**Work to be completed:**
Reproduce verbatim the stretch of the material below from the line containing "Extract all elements" through the line containing "breadcrumb: 컴퓨터 ▸", both lines included.

**Records:**

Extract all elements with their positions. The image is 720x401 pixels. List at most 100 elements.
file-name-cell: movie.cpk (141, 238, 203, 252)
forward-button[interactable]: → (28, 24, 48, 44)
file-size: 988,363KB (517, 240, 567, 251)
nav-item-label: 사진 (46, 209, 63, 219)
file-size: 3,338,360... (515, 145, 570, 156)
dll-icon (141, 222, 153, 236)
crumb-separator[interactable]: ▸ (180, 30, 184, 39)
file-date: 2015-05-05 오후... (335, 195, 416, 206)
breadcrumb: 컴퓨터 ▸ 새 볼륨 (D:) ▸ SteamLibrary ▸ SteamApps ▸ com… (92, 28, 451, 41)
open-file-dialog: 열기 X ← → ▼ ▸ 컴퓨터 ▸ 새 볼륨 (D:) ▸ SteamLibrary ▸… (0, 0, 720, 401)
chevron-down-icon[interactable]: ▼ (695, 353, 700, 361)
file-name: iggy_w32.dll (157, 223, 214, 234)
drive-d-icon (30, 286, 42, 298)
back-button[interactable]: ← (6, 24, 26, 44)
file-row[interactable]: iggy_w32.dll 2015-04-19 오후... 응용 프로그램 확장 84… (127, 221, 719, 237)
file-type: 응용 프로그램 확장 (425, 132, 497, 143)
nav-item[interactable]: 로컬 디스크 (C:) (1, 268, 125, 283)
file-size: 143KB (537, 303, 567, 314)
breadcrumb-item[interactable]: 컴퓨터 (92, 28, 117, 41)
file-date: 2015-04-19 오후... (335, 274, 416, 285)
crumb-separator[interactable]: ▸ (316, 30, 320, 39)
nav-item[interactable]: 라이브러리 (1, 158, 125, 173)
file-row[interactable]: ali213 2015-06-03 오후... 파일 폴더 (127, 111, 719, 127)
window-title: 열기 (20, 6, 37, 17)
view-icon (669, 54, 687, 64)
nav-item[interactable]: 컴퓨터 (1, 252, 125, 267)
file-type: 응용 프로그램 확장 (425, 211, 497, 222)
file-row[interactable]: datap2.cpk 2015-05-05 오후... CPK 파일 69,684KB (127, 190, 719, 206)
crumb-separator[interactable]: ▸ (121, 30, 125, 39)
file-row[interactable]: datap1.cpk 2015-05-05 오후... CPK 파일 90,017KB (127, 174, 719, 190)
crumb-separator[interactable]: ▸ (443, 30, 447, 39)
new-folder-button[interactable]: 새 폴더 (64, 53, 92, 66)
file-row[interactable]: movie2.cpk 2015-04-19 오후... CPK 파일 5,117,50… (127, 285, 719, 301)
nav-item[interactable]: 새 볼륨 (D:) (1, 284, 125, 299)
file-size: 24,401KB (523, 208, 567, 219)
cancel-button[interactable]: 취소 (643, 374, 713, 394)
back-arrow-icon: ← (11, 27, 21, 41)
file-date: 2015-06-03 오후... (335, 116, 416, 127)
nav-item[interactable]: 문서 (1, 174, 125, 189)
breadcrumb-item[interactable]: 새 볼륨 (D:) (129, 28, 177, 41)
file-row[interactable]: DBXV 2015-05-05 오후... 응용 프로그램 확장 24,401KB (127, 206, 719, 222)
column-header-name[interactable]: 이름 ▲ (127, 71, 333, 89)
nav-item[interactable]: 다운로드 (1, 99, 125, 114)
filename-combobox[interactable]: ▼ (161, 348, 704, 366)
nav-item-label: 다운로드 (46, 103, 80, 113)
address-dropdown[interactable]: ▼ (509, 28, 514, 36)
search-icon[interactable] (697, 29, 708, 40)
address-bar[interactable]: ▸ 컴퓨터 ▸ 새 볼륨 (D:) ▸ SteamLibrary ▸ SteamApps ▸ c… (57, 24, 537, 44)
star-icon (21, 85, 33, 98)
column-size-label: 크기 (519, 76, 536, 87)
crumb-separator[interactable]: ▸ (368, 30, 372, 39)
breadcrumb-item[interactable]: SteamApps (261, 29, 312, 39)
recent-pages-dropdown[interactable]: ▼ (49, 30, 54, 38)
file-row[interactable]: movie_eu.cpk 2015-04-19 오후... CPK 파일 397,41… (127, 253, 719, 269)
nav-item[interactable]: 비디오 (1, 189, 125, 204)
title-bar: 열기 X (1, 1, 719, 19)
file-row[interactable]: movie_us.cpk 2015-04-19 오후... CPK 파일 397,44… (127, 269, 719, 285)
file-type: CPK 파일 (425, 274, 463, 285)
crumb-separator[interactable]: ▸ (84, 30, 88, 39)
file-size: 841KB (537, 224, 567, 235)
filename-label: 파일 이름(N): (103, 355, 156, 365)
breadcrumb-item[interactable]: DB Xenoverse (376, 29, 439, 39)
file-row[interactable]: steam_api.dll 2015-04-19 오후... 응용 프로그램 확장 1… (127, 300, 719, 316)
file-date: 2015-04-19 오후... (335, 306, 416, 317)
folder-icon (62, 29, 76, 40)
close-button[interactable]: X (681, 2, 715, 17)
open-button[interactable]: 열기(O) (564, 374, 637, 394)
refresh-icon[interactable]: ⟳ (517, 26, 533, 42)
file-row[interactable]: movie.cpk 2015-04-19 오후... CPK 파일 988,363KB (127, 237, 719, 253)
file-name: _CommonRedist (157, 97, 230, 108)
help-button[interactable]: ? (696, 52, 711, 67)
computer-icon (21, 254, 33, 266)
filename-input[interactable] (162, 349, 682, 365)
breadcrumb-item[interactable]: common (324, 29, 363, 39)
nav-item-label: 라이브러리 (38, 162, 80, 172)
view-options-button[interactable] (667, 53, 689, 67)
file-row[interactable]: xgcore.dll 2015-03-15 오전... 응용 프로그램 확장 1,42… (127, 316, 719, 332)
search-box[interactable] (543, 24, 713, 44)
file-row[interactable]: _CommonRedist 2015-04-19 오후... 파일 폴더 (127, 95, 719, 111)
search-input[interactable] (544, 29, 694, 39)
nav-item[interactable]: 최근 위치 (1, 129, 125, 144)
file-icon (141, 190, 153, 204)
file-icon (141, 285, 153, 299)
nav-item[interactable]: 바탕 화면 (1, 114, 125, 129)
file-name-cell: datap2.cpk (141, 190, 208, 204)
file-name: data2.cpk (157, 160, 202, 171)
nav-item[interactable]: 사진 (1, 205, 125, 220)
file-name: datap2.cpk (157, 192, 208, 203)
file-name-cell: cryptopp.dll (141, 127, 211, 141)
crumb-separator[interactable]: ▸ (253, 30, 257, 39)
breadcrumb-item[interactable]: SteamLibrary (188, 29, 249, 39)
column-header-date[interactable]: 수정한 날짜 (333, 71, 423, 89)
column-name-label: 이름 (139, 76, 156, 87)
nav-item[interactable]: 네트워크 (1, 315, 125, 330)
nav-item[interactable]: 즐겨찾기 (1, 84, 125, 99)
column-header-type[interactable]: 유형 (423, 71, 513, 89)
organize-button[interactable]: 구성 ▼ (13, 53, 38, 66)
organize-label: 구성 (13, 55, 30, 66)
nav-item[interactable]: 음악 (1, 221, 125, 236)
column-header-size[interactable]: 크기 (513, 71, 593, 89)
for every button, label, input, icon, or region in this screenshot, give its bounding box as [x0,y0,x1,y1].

...

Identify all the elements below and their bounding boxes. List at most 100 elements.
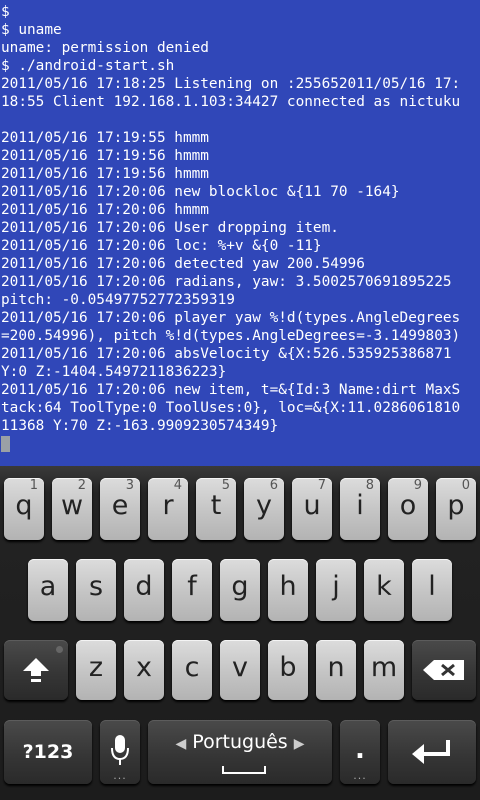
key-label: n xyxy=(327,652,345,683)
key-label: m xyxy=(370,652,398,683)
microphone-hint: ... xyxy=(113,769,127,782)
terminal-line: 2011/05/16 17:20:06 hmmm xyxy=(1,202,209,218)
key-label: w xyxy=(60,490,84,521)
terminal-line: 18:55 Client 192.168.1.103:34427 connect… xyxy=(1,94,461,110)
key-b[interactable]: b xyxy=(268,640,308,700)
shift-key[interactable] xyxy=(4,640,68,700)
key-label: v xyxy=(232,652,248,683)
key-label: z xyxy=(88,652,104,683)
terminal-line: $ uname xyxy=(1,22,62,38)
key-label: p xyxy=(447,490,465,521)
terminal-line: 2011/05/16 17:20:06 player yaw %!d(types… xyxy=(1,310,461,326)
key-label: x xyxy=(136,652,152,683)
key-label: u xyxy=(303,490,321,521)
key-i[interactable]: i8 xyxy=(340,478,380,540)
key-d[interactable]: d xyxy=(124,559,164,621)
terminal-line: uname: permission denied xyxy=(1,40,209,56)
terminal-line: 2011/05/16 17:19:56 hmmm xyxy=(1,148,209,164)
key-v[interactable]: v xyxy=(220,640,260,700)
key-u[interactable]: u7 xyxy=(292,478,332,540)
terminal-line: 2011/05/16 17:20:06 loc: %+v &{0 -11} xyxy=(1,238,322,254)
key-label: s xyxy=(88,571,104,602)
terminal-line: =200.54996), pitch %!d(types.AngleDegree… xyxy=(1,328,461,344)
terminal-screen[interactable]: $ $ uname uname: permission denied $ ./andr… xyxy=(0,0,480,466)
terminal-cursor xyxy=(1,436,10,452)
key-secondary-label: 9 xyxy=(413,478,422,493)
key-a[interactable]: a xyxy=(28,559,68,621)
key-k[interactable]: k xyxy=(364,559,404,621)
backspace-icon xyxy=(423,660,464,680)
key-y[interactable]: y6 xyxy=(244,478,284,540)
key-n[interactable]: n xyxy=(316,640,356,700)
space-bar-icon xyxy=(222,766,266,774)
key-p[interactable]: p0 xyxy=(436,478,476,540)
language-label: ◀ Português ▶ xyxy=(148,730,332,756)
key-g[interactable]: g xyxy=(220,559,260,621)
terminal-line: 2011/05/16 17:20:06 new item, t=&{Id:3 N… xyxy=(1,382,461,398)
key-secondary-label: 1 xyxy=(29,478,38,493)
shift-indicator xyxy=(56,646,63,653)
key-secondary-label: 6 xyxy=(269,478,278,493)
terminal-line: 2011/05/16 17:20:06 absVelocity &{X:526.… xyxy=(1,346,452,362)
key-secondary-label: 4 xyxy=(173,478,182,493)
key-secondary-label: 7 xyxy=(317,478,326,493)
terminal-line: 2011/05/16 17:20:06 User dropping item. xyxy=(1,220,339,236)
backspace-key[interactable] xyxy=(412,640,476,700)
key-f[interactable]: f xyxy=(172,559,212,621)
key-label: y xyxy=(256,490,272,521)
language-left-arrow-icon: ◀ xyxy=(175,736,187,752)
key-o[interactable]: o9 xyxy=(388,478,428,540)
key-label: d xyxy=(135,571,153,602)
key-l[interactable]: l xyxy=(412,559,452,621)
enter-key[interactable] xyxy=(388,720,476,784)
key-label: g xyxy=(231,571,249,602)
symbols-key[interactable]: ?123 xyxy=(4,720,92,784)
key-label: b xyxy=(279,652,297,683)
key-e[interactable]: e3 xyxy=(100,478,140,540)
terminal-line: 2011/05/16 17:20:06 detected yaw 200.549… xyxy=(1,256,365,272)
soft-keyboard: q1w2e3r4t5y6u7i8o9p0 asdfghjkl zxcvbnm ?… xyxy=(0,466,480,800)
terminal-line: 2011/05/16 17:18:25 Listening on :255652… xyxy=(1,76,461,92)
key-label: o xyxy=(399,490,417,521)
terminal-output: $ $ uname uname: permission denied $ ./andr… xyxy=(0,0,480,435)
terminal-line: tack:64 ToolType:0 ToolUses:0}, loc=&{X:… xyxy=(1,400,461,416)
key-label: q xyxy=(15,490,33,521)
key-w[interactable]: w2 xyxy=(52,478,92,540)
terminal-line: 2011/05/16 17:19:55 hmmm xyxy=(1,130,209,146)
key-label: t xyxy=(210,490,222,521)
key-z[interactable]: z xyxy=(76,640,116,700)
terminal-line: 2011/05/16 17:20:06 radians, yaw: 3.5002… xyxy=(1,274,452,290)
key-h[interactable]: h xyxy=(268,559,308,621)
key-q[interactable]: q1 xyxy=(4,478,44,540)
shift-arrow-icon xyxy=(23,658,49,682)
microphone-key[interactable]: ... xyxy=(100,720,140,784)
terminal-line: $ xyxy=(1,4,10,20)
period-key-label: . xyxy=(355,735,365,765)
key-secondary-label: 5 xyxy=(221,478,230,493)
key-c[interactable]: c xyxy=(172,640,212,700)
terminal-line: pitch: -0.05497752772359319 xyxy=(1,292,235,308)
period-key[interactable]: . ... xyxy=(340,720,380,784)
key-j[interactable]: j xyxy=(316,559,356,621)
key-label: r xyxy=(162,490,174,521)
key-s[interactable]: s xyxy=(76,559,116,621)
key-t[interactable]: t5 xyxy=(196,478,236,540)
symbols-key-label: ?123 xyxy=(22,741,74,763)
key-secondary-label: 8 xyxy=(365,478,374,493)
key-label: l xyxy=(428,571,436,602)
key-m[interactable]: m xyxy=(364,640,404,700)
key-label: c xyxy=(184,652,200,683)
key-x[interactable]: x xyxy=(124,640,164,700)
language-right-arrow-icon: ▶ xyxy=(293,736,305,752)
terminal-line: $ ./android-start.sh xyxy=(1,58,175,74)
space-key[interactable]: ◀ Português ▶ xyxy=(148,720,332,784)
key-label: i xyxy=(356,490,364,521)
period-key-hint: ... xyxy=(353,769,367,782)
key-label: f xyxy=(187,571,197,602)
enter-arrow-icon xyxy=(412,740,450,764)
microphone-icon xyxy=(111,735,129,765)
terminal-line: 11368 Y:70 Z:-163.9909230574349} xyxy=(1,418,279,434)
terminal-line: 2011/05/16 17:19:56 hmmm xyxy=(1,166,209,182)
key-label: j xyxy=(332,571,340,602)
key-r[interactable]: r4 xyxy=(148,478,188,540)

**Answer to the exercise:**
Extract all elements with their positions. The image is 720x401 pixels. List at most 100 elements.
file-name-cell: movie.cpk (141, 238, 203, 252)
forward-button[interactable]: → (28, 24, 48, 44)
file-size: 988,363KB (517, 240, 567, 251)
nav-item-label: 사진 (46, 209, 63, 219)
file-size: 3,338,360... (515, 145, 570, 156)
dll-icon (141, 222, 153, 236)
crumb-separator[interactable]: ▸ (180, 30, 184, 39)
file-date: 2015-05-05 오후... (335, 195, 416, 206)
breadcrumb: 컴퓨터 ▸ 새 볼륨 (D:) ▸ SteamLibrary ▸ SteamApps ▸ com… (92, 28, 451, 41)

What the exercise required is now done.